Part of a data file:
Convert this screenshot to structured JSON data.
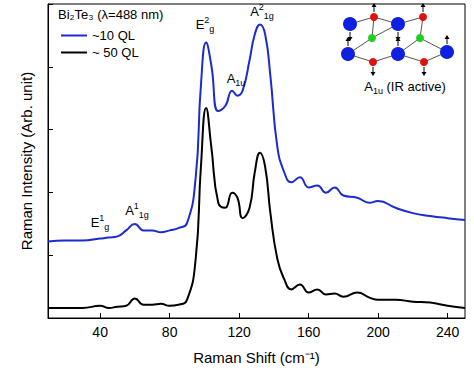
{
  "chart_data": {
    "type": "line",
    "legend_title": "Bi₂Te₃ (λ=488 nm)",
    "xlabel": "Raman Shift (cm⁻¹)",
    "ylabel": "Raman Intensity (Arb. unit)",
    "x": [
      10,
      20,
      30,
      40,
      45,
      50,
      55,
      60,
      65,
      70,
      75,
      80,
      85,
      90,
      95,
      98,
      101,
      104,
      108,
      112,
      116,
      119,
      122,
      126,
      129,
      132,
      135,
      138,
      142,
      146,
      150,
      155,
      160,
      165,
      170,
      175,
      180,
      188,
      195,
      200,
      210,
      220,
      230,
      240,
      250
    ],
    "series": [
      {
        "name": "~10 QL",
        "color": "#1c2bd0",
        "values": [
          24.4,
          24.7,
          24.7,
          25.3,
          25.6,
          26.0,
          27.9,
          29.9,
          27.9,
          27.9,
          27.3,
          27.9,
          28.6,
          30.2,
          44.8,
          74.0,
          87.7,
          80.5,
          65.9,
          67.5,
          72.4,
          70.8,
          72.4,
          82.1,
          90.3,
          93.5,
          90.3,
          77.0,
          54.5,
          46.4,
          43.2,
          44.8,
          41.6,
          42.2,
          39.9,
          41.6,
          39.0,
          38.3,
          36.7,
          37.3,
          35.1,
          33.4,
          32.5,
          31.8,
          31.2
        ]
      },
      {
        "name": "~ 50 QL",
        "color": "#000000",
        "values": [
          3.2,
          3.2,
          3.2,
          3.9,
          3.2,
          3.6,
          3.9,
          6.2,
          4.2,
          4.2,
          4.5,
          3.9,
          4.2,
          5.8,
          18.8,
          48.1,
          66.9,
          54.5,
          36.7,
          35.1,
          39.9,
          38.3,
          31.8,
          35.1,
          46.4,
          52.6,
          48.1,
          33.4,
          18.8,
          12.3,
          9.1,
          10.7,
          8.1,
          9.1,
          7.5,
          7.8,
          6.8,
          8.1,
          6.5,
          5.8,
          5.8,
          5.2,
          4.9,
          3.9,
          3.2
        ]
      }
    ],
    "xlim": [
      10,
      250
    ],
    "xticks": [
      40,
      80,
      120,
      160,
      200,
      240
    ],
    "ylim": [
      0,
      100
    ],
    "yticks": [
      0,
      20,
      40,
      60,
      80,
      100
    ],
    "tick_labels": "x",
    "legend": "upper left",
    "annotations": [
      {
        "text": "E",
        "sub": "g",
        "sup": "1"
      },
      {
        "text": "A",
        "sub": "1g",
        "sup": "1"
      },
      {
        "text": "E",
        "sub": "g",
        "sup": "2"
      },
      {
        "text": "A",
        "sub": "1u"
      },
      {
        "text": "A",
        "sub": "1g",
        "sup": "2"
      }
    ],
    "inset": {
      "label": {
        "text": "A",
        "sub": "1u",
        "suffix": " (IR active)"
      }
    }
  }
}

---

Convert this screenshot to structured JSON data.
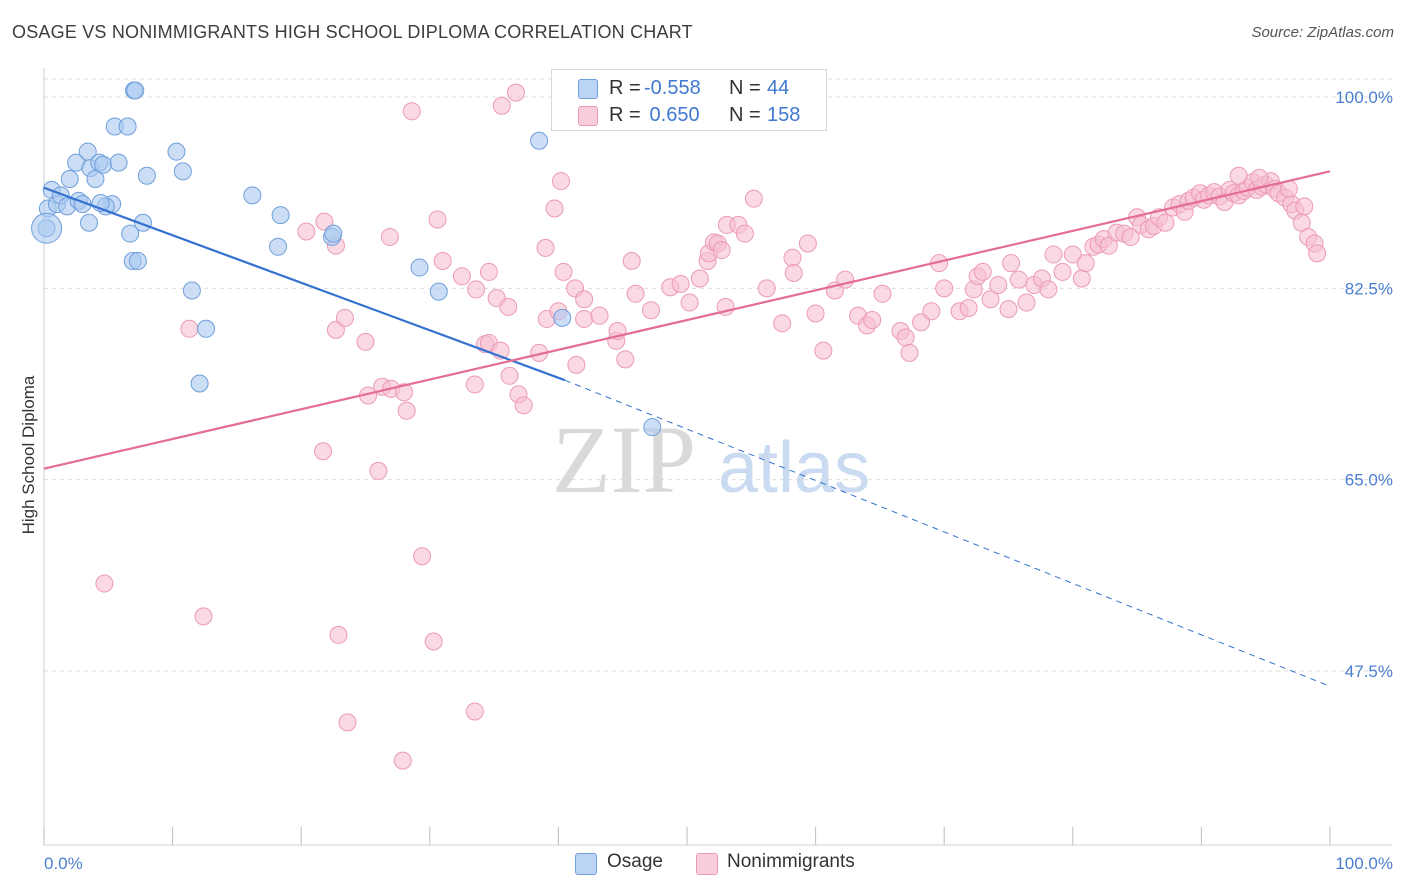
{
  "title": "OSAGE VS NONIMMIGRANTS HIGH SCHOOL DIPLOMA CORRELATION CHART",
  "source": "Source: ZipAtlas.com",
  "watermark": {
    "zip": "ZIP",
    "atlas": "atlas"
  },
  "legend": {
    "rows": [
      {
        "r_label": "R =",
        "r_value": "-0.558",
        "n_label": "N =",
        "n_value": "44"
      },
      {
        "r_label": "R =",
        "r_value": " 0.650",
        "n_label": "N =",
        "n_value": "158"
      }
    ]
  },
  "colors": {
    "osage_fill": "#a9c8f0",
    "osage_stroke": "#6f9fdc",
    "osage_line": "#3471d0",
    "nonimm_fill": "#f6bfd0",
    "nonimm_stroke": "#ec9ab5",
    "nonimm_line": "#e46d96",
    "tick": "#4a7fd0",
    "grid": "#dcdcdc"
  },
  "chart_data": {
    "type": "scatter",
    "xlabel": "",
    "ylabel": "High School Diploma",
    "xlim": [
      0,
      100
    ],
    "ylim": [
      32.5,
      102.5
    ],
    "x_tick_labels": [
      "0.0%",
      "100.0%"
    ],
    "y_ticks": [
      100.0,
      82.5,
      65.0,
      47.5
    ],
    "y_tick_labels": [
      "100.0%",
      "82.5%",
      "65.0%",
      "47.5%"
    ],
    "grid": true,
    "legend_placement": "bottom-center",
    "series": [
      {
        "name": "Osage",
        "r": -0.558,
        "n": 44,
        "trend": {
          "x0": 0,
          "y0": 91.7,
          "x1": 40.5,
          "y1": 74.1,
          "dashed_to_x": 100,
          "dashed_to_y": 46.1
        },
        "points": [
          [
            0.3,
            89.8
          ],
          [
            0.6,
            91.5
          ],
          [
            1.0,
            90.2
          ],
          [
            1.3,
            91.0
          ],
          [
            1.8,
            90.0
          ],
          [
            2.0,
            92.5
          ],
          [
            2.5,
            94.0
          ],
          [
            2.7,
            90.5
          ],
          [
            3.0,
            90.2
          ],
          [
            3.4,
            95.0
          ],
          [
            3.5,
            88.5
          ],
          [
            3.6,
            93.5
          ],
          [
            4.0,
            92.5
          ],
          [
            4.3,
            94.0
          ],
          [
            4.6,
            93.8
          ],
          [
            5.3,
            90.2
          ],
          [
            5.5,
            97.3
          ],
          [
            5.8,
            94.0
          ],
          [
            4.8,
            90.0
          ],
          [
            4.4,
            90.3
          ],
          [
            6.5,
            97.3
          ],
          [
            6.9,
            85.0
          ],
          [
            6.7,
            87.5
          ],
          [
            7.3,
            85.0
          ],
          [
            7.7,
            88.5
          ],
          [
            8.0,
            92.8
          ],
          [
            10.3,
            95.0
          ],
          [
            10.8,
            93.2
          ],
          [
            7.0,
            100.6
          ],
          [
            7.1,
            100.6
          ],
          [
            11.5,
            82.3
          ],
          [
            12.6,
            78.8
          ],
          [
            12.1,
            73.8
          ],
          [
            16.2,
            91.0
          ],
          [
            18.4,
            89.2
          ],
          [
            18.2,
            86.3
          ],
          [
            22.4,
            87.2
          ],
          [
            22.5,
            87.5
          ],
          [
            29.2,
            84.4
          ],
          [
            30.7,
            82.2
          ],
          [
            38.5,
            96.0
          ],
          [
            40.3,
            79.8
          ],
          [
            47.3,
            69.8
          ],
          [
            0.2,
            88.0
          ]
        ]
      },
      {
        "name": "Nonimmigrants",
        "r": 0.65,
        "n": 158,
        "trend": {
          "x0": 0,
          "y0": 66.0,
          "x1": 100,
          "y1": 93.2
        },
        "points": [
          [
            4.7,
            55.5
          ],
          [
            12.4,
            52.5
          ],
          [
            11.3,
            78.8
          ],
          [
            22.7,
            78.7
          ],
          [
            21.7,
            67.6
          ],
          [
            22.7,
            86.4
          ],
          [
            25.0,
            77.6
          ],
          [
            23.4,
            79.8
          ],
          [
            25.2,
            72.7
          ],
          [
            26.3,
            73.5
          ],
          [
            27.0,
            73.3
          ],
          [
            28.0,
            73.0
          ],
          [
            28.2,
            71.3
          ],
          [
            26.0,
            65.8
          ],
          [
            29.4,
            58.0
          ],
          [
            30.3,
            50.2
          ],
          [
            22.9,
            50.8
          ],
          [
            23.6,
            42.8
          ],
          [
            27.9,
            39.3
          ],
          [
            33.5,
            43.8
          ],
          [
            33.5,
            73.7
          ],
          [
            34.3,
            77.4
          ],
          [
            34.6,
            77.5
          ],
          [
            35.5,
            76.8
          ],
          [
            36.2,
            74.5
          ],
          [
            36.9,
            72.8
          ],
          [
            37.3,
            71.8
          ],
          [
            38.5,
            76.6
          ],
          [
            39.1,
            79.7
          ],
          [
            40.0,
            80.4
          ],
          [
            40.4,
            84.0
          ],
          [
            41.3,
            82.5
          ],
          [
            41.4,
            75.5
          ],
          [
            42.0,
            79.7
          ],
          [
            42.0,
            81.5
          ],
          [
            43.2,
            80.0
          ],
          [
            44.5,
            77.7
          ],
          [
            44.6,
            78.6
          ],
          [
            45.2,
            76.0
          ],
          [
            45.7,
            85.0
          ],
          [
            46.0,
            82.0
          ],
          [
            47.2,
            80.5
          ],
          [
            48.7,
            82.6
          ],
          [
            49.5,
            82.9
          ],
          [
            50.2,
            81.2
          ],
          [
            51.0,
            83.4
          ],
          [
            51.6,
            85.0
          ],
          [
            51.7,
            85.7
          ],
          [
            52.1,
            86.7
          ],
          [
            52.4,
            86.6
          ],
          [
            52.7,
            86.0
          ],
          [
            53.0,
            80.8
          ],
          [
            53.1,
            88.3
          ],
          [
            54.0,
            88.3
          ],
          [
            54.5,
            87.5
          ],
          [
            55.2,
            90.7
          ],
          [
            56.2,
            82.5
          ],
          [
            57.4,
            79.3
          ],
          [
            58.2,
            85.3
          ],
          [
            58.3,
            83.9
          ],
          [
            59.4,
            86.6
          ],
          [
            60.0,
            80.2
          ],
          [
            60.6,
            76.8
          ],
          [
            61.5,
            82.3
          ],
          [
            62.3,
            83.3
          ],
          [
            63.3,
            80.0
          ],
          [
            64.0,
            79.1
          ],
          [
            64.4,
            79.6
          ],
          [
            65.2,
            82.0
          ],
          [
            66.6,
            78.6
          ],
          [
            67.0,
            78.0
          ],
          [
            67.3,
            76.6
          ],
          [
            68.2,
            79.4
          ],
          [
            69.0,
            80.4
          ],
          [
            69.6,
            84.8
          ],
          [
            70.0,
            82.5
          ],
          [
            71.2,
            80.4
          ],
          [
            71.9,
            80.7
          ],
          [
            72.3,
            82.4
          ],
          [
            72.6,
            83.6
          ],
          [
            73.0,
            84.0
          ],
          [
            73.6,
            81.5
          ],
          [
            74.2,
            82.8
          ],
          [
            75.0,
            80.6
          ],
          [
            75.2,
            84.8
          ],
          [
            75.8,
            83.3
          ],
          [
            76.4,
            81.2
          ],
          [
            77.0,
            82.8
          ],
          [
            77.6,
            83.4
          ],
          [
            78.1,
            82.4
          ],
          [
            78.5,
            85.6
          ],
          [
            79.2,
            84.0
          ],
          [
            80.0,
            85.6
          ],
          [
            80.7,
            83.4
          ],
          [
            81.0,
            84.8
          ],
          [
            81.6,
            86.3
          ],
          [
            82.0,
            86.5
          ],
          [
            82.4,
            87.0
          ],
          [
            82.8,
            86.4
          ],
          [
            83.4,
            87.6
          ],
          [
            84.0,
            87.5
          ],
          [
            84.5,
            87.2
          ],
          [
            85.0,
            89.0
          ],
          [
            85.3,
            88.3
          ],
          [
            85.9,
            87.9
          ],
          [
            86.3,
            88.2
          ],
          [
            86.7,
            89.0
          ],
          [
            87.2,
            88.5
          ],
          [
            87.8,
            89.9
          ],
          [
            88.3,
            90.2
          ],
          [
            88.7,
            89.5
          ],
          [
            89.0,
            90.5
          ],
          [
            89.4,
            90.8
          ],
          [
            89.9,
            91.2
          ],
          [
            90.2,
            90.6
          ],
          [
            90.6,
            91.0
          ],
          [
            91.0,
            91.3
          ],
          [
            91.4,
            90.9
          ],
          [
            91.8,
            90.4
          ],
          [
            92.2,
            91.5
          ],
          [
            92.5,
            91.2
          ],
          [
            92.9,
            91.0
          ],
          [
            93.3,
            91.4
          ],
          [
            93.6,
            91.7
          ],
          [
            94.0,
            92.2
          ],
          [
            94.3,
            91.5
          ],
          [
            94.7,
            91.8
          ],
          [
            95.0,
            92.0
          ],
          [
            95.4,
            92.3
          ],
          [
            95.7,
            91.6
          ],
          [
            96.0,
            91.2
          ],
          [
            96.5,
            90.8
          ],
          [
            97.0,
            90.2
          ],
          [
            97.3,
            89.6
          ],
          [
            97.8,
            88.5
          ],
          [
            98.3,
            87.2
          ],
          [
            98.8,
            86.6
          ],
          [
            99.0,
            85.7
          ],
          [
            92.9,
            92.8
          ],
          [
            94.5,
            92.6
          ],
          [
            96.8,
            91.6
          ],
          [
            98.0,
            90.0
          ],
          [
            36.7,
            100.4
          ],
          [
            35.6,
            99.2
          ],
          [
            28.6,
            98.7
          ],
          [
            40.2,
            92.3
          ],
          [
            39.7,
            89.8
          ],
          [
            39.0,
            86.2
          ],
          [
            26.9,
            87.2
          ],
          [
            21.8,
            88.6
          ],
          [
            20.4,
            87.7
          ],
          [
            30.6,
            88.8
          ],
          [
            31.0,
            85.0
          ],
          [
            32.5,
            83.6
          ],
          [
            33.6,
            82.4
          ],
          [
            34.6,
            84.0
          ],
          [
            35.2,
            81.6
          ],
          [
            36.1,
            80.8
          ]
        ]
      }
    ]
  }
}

* **Job**
Isolate the lines that hold the word "ylabel" and copy all of them.

* **Task answer**
    "ylabel": "Raman Intensity (Arb. unit)",
    "ylabel": "High School Diploma",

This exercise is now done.